Input material>
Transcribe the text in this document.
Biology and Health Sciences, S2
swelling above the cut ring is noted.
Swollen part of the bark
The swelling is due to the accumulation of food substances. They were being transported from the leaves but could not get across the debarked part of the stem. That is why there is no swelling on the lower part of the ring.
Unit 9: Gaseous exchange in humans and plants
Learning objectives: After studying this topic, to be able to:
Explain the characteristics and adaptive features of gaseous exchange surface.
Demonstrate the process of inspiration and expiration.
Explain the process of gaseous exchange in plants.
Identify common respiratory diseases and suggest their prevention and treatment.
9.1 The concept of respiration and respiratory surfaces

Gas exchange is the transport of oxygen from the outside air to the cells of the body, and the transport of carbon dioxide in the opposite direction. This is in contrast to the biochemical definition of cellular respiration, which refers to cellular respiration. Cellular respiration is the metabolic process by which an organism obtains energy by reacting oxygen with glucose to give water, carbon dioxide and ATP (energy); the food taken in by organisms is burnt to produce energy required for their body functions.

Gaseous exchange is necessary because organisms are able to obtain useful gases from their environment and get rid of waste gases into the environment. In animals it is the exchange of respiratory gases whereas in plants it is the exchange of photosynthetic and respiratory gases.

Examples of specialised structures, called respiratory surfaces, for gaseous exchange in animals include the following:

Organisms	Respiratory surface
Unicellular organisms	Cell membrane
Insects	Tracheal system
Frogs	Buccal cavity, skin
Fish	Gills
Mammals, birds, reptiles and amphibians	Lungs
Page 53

Task objective> Go through the entries above and copy each line holding the string "able".

Solution to the exercise>
Learning objectives: After studying this topic, to be able to:
Gaseous exchange is necessary because organisms are able to obtain useful gases from their environment and get rid of waste gases into the environment. In animals it is the exchange of respiratory gases whereas in plants it is the exchange of photosynthetic and respiratory gases.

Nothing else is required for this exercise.